THE EXERCISE: How many lines in this material include the string "Speed"? Answer with the number and nothing further.

DATASET ENTRIES:
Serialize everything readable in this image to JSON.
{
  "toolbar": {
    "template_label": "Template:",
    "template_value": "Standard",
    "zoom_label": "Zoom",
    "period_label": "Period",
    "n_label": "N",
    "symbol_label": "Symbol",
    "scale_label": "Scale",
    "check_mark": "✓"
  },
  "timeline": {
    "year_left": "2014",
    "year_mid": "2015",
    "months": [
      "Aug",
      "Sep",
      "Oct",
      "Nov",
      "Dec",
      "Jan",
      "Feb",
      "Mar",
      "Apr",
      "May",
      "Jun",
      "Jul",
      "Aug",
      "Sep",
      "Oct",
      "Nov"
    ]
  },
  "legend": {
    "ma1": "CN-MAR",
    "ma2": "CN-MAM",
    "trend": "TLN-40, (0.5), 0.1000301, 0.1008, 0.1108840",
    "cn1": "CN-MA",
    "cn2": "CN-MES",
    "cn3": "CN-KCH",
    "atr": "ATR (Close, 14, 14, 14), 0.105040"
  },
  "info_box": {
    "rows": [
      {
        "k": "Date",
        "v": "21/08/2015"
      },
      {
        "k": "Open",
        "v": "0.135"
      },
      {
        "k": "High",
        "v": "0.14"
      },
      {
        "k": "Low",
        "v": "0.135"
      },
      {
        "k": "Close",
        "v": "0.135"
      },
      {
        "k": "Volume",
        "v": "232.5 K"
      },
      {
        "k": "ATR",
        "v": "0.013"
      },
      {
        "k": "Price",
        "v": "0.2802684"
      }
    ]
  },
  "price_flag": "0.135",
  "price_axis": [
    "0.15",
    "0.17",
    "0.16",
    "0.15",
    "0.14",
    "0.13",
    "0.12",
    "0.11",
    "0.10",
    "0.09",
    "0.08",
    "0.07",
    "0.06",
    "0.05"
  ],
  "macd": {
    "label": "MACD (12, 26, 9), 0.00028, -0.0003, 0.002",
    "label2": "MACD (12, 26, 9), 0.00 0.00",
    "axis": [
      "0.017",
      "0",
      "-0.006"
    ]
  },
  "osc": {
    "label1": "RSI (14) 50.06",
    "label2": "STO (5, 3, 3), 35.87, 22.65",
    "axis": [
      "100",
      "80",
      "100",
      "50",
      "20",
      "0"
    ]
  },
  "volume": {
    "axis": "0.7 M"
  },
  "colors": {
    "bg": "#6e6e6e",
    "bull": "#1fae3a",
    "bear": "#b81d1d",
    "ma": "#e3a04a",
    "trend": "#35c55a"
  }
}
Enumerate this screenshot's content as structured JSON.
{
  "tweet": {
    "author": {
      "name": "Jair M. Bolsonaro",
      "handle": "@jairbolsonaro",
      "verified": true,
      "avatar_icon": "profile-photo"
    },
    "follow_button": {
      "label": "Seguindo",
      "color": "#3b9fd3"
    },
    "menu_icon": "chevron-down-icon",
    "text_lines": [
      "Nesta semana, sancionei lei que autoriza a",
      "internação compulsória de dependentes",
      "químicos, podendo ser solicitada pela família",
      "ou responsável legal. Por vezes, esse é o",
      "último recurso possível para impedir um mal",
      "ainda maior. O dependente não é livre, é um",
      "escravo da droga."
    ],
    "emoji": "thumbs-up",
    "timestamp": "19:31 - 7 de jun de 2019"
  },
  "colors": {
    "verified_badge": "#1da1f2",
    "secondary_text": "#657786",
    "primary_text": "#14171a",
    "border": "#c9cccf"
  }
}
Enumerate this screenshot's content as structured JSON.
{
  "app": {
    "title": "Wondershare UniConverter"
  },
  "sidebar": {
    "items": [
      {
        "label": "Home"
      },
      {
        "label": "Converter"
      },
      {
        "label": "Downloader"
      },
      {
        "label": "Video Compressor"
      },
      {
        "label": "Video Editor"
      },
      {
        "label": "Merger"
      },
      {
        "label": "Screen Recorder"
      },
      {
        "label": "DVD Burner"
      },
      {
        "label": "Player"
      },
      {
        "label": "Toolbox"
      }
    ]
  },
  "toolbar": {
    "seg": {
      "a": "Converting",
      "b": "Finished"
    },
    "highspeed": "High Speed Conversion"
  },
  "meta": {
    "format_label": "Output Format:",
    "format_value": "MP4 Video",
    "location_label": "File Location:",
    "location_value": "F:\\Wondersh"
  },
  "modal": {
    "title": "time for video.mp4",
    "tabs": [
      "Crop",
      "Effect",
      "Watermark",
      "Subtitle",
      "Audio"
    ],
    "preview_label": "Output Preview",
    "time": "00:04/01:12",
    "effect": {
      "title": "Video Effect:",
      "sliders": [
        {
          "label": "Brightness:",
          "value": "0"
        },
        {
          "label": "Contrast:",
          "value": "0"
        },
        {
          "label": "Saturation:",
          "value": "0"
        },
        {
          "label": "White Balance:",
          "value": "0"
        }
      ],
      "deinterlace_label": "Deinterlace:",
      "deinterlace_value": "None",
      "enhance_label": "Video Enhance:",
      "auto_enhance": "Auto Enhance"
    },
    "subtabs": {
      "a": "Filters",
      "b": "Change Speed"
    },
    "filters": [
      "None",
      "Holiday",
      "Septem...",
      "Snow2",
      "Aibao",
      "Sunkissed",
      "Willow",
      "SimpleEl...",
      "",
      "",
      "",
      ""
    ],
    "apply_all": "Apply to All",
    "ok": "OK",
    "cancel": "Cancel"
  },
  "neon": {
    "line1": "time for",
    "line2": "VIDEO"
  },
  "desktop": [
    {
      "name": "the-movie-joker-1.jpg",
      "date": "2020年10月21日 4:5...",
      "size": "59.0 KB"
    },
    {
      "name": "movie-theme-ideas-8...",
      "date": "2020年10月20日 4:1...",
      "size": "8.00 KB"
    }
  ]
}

OUTPUT BELOW: 2